What is needed: Each line of the records below that holds "neutrophils" should be returned.

(Extracted records)
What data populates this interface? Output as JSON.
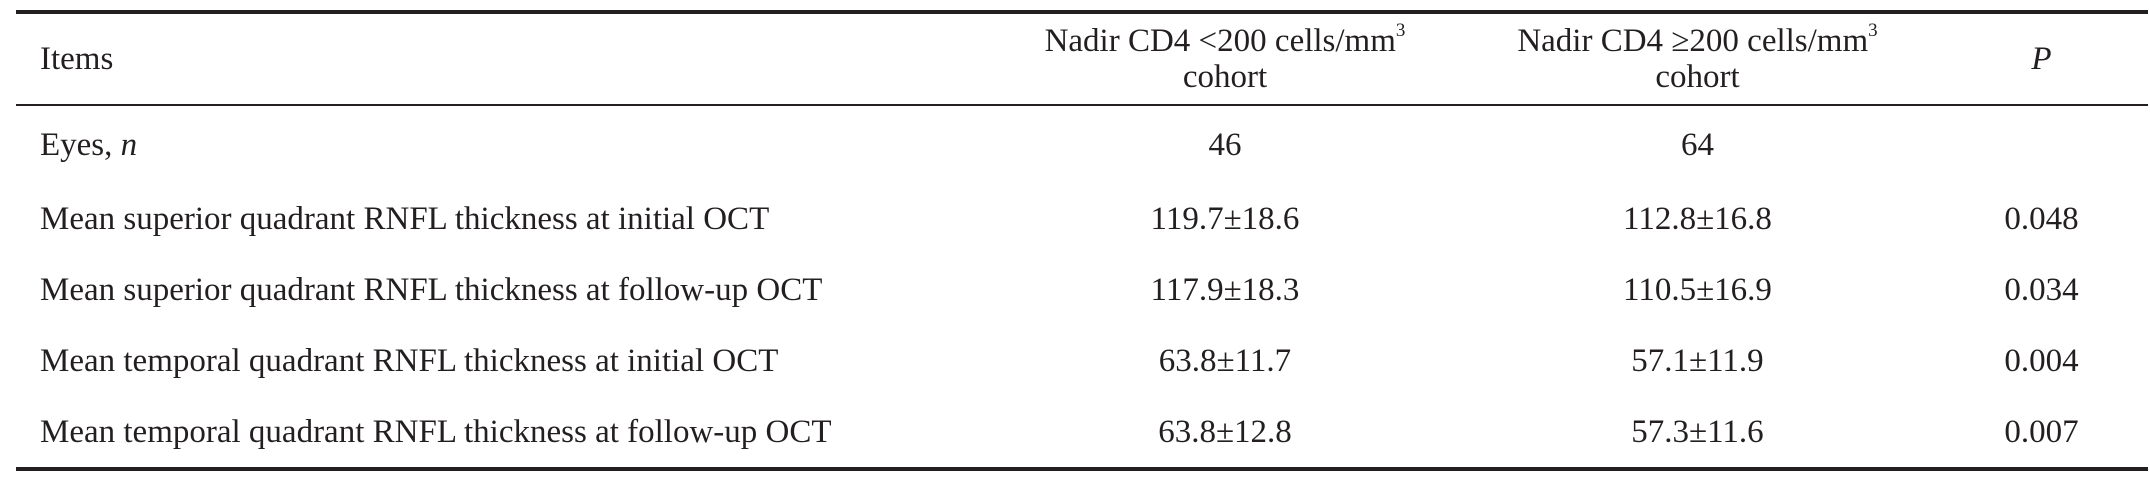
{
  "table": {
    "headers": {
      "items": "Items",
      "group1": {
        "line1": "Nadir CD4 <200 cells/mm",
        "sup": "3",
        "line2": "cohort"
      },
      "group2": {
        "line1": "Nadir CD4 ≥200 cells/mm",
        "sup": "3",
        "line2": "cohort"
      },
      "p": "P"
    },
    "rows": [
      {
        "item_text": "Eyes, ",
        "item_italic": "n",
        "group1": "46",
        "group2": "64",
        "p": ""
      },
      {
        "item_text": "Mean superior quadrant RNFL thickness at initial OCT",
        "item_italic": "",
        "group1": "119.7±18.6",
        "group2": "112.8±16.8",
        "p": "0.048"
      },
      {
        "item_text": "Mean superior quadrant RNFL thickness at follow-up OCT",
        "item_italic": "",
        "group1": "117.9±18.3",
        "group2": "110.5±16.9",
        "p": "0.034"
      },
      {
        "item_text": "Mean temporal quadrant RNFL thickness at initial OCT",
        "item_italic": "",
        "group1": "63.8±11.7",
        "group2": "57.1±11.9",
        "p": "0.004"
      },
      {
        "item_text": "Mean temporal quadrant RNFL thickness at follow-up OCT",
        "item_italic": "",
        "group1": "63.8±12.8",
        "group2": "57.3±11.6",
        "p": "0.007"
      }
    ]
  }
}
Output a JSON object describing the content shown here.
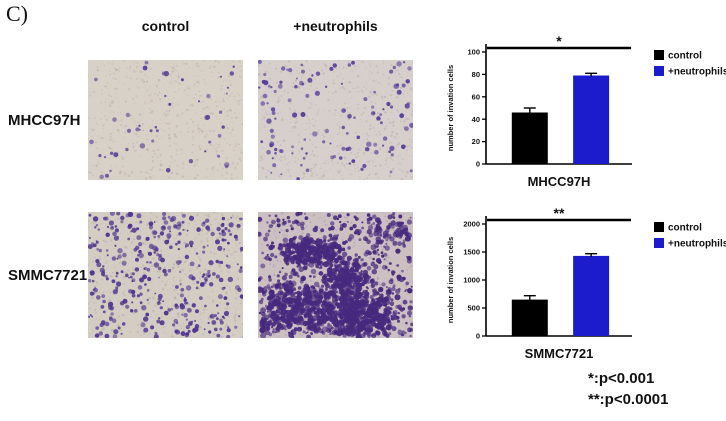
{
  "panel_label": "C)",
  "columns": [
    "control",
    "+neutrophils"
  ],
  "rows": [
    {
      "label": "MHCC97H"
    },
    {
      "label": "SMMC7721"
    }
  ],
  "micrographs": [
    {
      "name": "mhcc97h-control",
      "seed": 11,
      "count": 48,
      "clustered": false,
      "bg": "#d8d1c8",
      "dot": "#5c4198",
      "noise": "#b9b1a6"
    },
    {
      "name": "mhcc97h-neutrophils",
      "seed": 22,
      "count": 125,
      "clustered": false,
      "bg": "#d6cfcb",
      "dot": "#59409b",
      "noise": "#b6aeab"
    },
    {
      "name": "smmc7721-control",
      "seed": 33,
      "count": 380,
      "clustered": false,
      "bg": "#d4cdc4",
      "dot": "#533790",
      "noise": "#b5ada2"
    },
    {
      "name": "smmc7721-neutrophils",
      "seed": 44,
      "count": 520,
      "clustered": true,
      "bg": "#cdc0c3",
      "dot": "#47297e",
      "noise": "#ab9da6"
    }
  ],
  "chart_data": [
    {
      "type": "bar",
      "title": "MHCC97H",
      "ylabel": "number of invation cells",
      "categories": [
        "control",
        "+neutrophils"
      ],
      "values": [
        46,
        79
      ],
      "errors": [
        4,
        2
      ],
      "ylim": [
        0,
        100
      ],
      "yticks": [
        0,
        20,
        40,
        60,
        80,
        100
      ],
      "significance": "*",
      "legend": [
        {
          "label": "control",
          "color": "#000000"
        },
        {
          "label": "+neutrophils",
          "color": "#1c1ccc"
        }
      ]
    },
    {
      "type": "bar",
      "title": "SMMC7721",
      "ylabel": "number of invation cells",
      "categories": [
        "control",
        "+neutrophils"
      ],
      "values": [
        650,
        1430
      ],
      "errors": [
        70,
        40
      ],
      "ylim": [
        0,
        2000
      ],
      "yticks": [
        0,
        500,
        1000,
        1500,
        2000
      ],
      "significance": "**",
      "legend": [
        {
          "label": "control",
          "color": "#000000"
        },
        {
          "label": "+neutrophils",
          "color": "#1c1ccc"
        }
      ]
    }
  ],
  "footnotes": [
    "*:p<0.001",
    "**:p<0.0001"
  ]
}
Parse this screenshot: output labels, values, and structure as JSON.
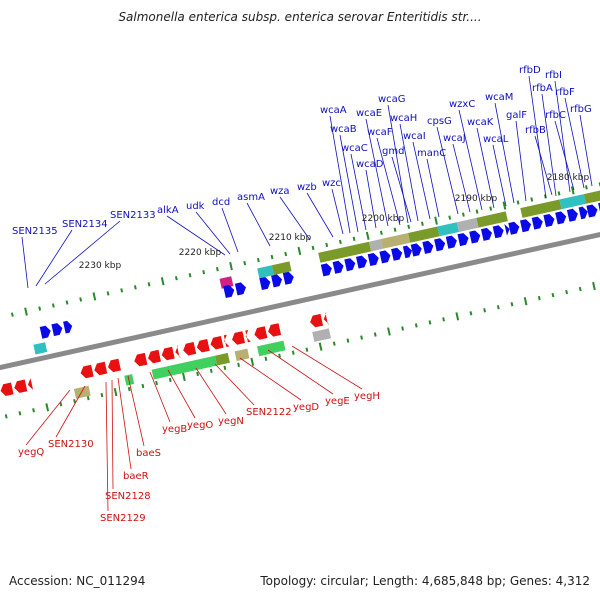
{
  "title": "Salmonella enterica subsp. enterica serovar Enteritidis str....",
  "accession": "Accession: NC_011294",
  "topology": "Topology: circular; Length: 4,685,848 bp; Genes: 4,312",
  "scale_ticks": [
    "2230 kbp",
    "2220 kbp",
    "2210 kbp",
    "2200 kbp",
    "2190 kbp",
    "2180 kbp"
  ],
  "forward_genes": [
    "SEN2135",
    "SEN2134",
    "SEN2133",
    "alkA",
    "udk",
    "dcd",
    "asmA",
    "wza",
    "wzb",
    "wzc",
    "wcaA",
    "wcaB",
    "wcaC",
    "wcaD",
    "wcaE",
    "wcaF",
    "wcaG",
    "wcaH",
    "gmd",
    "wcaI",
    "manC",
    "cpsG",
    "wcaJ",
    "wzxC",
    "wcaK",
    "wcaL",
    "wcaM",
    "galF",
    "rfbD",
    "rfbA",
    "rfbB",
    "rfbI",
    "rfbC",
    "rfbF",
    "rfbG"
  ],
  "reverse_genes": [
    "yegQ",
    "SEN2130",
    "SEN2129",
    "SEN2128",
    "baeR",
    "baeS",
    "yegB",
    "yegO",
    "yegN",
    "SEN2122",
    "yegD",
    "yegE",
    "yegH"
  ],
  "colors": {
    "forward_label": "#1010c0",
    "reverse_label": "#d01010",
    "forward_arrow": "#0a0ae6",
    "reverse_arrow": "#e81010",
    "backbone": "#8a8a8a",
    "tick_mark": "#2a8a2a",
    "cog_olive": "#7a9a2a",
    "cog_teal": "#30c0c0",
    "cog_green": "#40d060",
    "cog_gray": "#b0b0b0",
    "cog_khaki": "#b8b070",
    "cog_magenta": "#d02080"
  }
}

Reply:
    "+neutrophils"
      "name": "mhcc97h-neutrophils",
      "name": "smmc7721-neutrophils",
        "+neutrophils"
          "label": "+neutrophils",
        "+neutrophils"
          "label": "+neutrophils",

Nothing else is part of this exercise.